Data entries:
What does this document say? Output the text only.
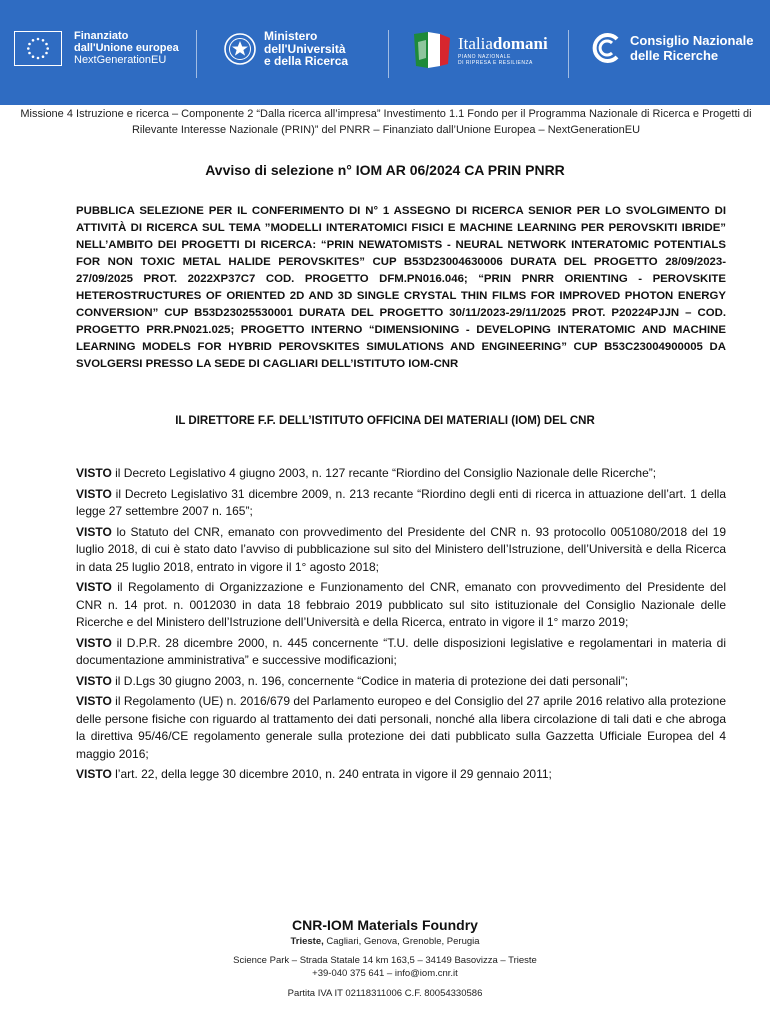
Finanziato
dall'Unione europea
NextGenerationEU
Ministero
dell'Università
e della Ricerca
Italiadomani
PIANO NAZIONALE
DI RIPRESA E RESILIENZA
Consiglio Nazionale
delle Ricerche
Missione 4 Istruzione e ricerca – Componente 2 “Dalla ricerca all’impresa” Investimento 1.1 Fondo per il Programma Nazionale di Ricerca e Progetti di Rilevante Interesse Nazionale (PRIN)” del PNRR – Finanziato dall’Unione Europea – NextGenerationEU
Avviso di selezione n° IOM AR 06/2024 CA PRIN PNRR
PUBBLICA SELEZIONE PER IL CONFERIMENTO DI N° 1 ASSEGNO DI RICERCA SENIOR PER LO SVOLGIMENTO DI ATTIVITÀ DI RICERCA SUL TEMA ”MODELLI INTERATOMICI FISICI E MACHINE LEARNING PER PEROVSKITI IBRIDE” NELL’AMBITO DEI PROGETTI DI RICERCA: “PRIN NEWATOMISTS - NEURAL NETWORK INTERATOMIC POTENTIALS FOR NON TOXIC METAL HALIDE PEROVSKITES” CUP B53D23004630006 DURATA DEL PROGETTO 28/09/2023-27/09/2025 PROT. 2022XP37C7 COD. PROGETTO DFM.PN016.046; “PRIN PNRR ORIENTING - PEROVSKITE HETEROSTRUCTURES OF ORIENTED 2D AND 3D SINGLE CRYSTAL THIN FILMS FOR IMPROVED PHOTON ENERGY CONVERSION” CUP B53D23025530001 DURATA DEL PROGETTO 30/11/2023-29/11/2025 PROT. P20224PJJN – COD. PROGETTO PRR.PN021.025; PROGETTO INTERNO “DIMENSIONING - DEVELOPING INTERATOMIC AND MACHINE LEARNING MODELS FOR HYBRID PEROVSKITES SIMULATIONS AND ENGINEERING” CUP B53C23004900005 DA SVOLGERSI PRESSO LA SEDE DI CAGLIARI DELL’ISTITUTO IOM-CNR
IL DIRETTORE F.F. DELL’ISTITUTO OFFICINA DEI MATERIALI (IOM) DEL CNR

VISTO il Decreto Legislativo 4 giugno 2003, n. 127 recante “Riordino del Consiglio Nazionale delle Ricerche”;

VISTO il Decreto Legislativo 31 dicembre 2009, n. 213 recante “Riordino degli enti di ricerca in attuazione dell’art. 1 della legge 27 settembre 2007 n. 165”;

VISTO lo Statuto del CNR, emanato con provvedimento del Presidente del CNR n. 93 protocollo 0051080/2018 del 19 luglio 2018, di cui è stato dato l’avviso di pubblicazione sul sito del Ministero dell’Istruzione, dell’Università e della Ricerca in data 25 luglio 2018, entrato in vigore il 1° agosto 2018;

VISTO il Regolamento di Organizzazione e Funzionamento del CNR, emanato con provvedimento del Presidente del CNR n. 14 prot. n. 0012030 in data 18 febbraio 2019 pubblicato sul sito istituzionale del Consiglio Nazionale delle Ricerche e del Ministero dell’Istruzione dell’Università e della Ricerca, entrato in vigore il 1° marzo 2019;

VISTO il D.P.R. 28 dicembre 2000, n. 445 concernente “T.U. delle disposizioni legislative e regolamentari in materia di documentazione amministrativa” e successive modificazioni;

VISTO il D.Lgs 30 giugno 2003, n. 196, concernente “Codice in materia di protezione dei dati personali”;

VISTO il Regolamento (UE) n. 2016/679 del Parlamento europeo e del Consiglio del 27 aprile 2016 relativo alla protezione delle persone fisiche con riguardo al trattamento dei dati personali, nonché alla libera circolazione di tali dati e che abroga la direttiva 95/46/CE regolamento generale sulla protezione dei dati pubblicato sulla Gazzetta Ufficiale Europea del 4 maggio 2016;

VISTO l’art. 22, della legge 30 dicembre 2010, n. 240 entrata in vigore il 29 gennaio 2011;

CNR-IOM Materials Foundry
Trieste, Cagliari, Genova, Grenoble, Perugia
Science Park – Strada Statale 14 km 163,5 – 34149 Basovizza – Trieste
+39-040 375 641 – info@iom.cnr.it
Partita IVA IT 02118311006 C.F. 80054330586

* * *

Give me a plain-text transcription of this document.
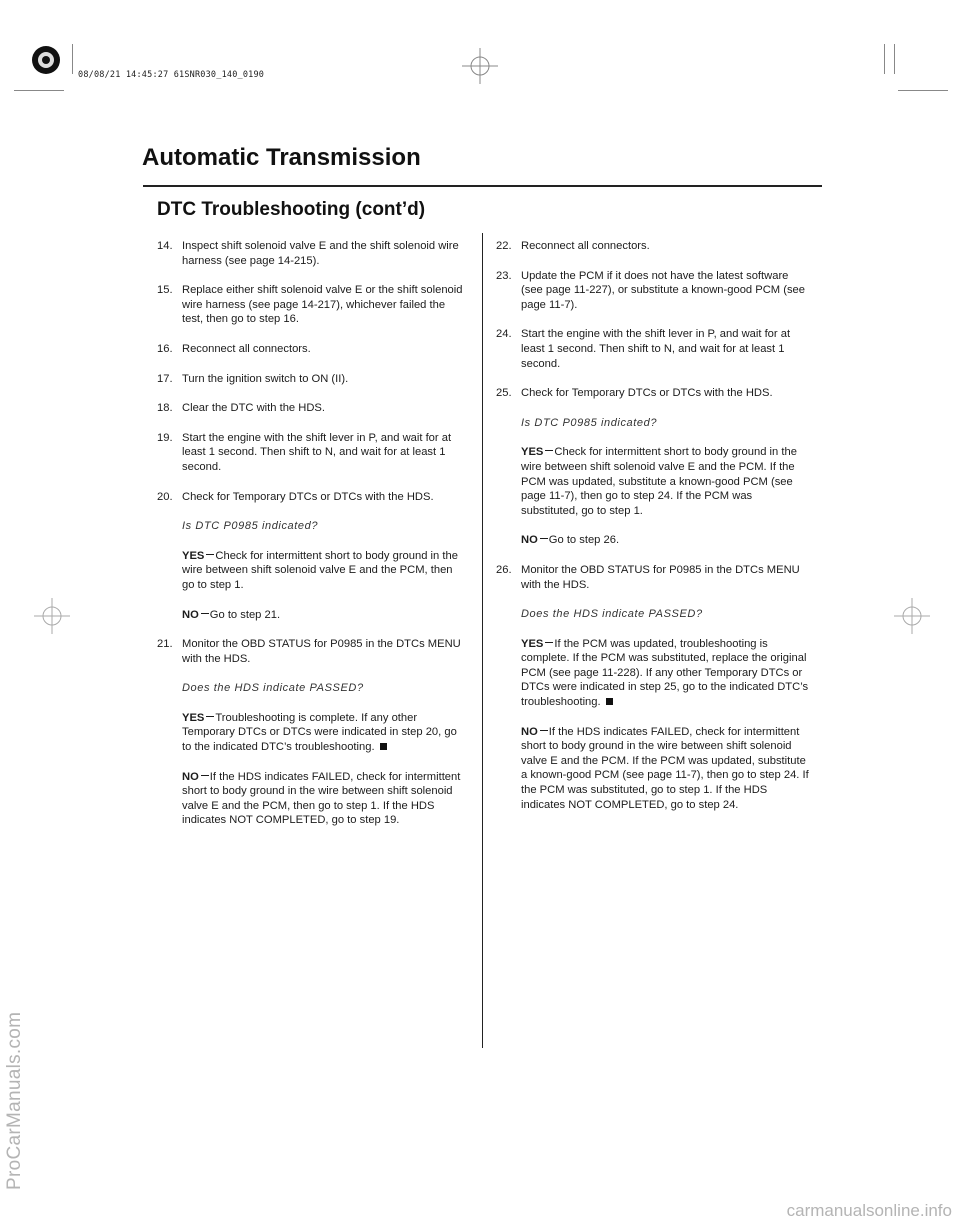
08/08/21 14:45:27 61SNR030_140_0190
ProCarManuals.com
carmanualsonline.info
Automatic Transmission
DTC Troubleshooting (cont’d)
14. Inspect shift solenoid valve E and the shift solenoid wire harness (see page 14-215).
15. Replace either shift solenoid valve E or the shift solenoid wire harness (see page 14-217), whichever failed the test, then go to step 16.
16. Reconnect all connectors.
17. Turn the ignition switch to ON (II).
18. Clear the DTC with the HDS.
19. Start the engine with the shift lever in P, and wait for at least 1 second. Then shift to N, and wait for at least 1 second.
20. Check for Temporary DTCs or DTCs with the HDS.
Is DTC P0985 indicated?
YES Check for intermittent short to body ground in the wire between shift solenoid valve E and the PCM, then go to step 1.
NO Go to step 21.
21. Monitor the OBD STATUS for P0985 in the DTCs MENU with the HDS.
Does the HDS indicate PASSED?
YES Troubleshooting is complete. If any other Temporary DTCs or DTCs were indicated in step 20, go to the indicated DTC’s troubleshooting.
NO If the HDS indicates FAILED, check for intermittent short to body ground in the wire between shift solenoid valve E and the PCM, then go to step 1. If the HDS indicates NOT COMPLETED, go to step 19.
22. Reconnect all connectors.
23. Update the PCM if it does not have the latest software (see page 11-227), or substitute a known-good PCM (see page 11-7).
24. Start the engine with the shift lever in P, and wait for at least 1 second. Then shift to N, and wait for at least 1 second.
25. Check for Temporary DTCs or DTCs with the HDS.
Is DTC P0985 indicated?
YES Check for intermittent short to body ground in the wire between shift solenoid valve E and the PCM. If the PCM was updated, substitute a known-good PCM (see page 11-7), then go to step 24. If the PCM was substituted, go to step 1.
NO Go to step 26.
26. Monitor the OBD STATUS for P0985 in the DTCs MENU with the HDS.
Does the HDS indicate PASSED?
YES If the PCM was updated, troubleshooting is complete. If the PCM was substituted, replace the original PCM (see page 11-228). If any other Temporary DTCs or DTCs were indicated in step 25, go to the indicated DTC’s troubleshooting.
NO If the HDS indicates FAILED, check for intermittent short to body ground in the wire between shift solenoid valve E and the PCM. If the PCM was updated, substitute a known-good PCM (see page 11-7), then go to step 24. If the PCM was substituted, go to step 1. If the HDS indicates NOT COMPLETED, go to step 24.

_Direction_.
Scan the listing above and copy all lines containing the word "this".

_Completed exercise_.
What does this document say? Output the text only.
Give me a plain-text transcription of this document.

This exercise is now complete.